╭──

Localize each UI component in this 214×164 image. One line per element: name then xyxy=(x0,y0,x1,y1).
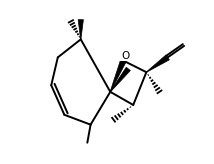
Text: O: O xyxy=(121,51,129,61)
Polygon shape xyxy=(110,60,126,92)
Polygon shape xyxy=(78,20,83,39)
Polygon shape xyxy=(146,55,169,72)
Polygon shape xyxy=(110,67,130,92)
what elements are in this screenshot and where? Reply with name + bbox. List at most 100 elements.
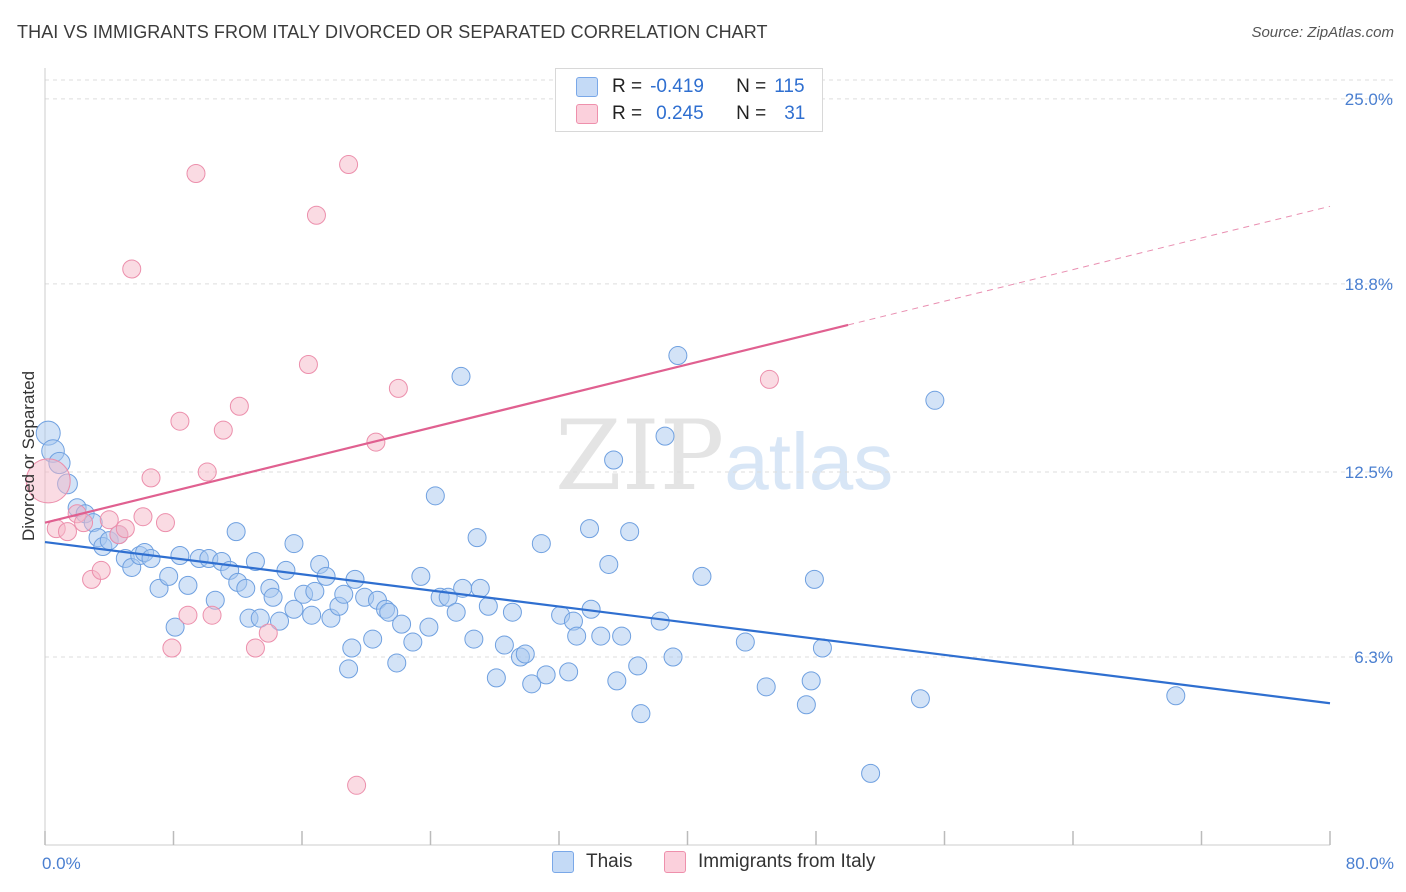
y-tick-label: 25.0% (1345, 90, 1393, 109)
point-thais (165, 617, 185, 637)
point-italy (162, 638, 182, 658)
data-points (25, 155, 1186, 795)
legend-n-label: N = (736, 103, 767, 124)
legend-row-italy: R = 0.245 N = 31 (576, 101, 805, 127)
legend-item-thais: Thais (552, 851, 632, 873)
point-italy (245, 638, 265, 658)
point-italy (388, 378, 408, 398)
point-italy (74, 513, 94, 533)
x-tick-label: 80.0% (1346, 854, 1394, 873)
point-italy (141, 468, 161, 488)
point-italy (202, 605, 222, 625)
point-thais (735, 632, 755, 652)
legend-swatch-italy (664, 851, 686, 873)
point-italy (298, 354, 318, 374)
point-italy (178, 605, 198, 625)
point-thais (425, 486, 445, 506)
x-tick-label: 0.0% (42, 854, 81, 873)
point-italy (759, 369, 779, 389)
point-thais (756, 677, 776, 697)
point-italy (133, 507, 153, 527)
point-thais (486, 668, 506, 688)
point-thais (567, 626, 587, 646)
point-italy (115, 519, 135, 539)
watermark: ZIPatlas (555, 400, 893, 512)
point-thais (663, 647, 683, 667)
point-italy (25, 458, 71, 504)
legend-n-label: N = (736, 76, 767, 97)
point-thais (692, 566, 712, 586)
trend-line-italy-extension (848, 205, 1331, 326)
point-thais (245, 551, 265, 571)
point-thais (515, 644, 535, 664)
point-italy (213, 420, 233, 440)
legend-swatch-thais (552, 851, 574, 873)
point-thais (1166, 686, 1186, 706)
point-thais (284, 534, 304, 554)
trend-line-thais (44, 540, 1331, 705)
point-thais (334, 584, 354, 604)
point-thais (650, 611, 670, 631)
point-thais (925, 390, 945, 410)
source-label: Source: ZipAtlas.com (1251, 24, 1394, 41)
point-thais (599, 554, 619, 574)
point-thais (502, 602, 522, 622)
correlation-legend: R = -0.419 N = 115 R = 0.245 N = 31 (555, 68, 823, 132)
point-italy (57, 522, 77, 542)
point-thais (339, 659, 359, 679)
point-italy (347, 775, 367, 795)
point-thais (478, 596, 498, 616)
point-thais (494, 635, 514, 655)
point-thais (796, 695, 816, 715)
legend-r-label: R = (612, 76, 643, 97)
chart-title: THAI VS IMMIGRANTS FROM ITALY DIVORCED O… (17, 22, 768, 42)
point-thais (141, 548, 161, 568)
legend-swatch-italy (576, 104, 598, 124)
legend-r-value-thais: -0.419 (650, 76, 704, 97)
point-thais (178, 575, 198, 595)
point-thais (363, 629, 383, 649)
point-thais (580, 519, 600, 539)
point-thais (612, 626, 632, 646)
point-thais (559, 662, 579, 682)
legend-r-label: R = (612, 103, 643, 124)
point-thais (604, 450, 624, 470)
point-thais (226, 522, 246, 542)
series-legend: Thais Immigrants from Italy (0, 851, 1406, 877)
point-thais (467, 528, 487, 548)
point-thais (270, 611, 290, 631)
point-thais (284, 599, 304, 619)
legend-label-italy: Immigrants from Italy (698, 851, 876, 872)
point-italy (99, 510, 119, 530)
point-thais (342, 638, 362, 658)
axes (44, 68, 1331, 846)
point-thais (411, 566, 431, 586)
point-italy (155, 513, 175, 533)
point-thais (804, 569, 824, 589)
tick-labels: 6.3% 12.5% 18.8% 25.0% 0.0% 80.0% (42, 90, 1394, 873)
legend-label-thais: Thais (586, 851, 633, 872)
point-italy (339, 155, 359, 175)
point-thais (392, 614, 412, 634)
point-italy (306, 205, 326, 225)
point-thais (159, 566, 179, 586)
y-tick-label: 12.5% (1345, 463, 1393, 482)
point-thais (631, 704, 651, 724)
point-thais (170, 546, 190, 566)
point-italy (229, 396, 249, 416)
point-italy (186, 163, 206, 183)
point-thais (419, 617, 439, 637)
point-thais (812, 638, 832, 658)
point-thais (591, 626, 611, 646)
point-italy (197, 462, 217, 482)
trend-lines (44, 205, 1331, 705)
point-thais (522, 674, 542, 694)
watermark-zip: ZIP (555, 400, 725, 512)
point-thais (668, 346, 688, 366)
point-thais (536, 665, 556, 685)
point-thais (446, 602, 466, 622)
point-thais (620, 522, 640, 542)
point-thais (628, 656, 648, 676)
point-thais (910, 689, 930, 709)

╰──

Copy the data above verbatim, line for line, and leave out the pictures.

Localize each UI component in this 214×164 image. One line per element: name then xyxy=(x0,y0,x1,y1).
Text: O: O xyxy=(121,51,129,61)
Polygon shape xyxy=(110,60,126,92)
Polygon shape xyxy=(78,20,83,39)
Polygon shape xyxy=(146,55,169,72)
Polygon shape xyxy=(110,67,130,92)
what elements are in this screenshot and where? Reply with name + bbox. List at most 100 elements.
y-tick-label: 25.0% (1345, 90, 1393, 109)
point-thais (165, 617, 185, 637)
point-italy (162, 638, 182, 658)
data-points (25, 155, 1186, 795)
legend-n-label: N = (736, 103, 767, 124)
legend-row-italy: R = 0.245 N = 31 (576, 101, 805, 127)
legend-item-thais: Thais (552, 851, 632, 873)
point-italy (245, 638, 265, 658)
point-italy (388, 378, 408, 398)
point-italy (74, 513, 94, 533)
x-tick-label: 80.0% (1346, 854, 1394, 873)
point-italy (141, 468, 161, 488)
point-italy (202, 605, 222, 625)
point-thais (735, 632, 755, 652)
legend-swatch-italy (664, 851, 686, 873)
point-italy (298, 354, 318, 374)
point-italy (178, 605, 198, 625)
point-thais (425, 486, 445, 506)
x-tick-label: 0.0% (42, 854, 81, 873)
point-italy (759, 369, 779, 389)
point-thais (756, 677, 776, 697)
point-italy (133, 507, 153, 527)
point-thais (486, 668, 506, 688)
point-thais (567, 626, 587, 646)
point-italy (115, 519, 135, 539)
watermark: ZIPatlas (555, 400, 893, 512)
point-thais (663, 647, 683, 667)
point-italy (25, 458, 71, 504)
legend-n-label: N = (736, 76, 767, 97)
point-thais (692, 566, 712, 586)
trend-line-italy-extension (848, 205, 1331, 326)
point-thais (245, 551, 265, 571)
point-thais (515, 644, 535, 664)
point-italy (213, 420, 233, 440)
legend-swatch-thais (552, 851, 574, 873)
point-thais (1166, 686, 1186, 706)
point-thais (284, 534, 304, 554)
trend-line-thais (44, 540, 1331, 705)
point-thais (334, 584, 354, 604)
point-thais (650, 611, 670, 631)
point-thais (925, 390, 945, 410)
source-label: Source: ZipAtlas.com (1251, 24, 1394, 41)
point-thais (599, 554, 619, 574)
point-thais (502, 602, 522, 622)
correlation-legend: R = -0.419 N = 115 R = 0.245 N = 31 (555, 68, 823, 132)
point-italy (57, 522, 77, 542)
point-thais (339, 659, 359, 679)
point-italy (347, 775, 367, 795)
point-thais (478, 596, 498, 616)
point-thais (494, 635, 514, 655)
point-thais (796, 695, 816, 715)
legend-r-label: R = (612, 76, 643, 97)
chart-title: THAI VS IMMIGRANTS FROM ITALY DIVORCED O… (17, 22, 768, 42)
point-thais (141, 548, 161, 568)
legend-swatch-italy (576, 104, 598, 124)
legend-r-value-thais: -0.419 (650, 76, 704, 97)
point-thais (178, 575, 198, 595)
point-thais (363, 629, 383, 649)
point-thais (580, 519, 600, 539)
point-thais (612, 626, 632, 646)
point-thais (559, 662, 579, 682)
legend-r-label: R = (612, 103, 643, 124)
point-thais (604, 450, 624, 470)
point-thais (226, 522, 246, 542)
series-legend: Thais Immigrants from Italy (0, 851, 1406, 877)
point-thais (467, 528, 487, 548)
point-thais (270, 611, 290, 631)
point-thais (284, 599, 304, 619)
legend-label-italy: Immigrants from Italy (698, 851, 876, 872)
point-italy (99, 510, 119, 530)
point-thais (342, 638, 362, 658)
axes (44, 68, 1331, 846)
point-thais (411, 566, 431, 586)
point-italy (155, 513, 175, 533)
point-thais (804, 569, 824, 589)
tick-labels: 6.3% 12.5% 18.8% 25.0% 0.0% 80.0% (42, 90, 1394, 873)
legend-label-thais: Thais (586, 851, 633, 872)
point-italy (339, 155, 359, 175)
point-thais (392, 614, 412, 634)
point-italy (306, 205, 326, 225)
point-thais (159, 566, 179, 586)
y-tick-label: 12.5% (1345, 463, 1393, 482)
point-thais (631, 704, 651, 724)
point-thais (170, 546, 190, 566)
point-italy (229, 396, 249, 416)
point-italy (186, 163, 206, 183)
point-thais (419, 617, 439, 637)
point-thais (812, 638, 832, 658)
point-thais (591, 626, 611, 646)
point-italy (197, 462, 217, 482)
trend-lines (44, 205, 1331, 705)
point-thais (522, 674, 542, 694)
watermark-zip: ZIP (555, 400, 725, 512)
point-thais (668, 346, 688, 366)
point-thais (536, 665, 556, 685)
point-thais (446, 602, 466, 622)
point-thais (620, 522, 640, 542)
point-thais (628, 656, 648, 676)
point-thais (910, 689, 930, 709)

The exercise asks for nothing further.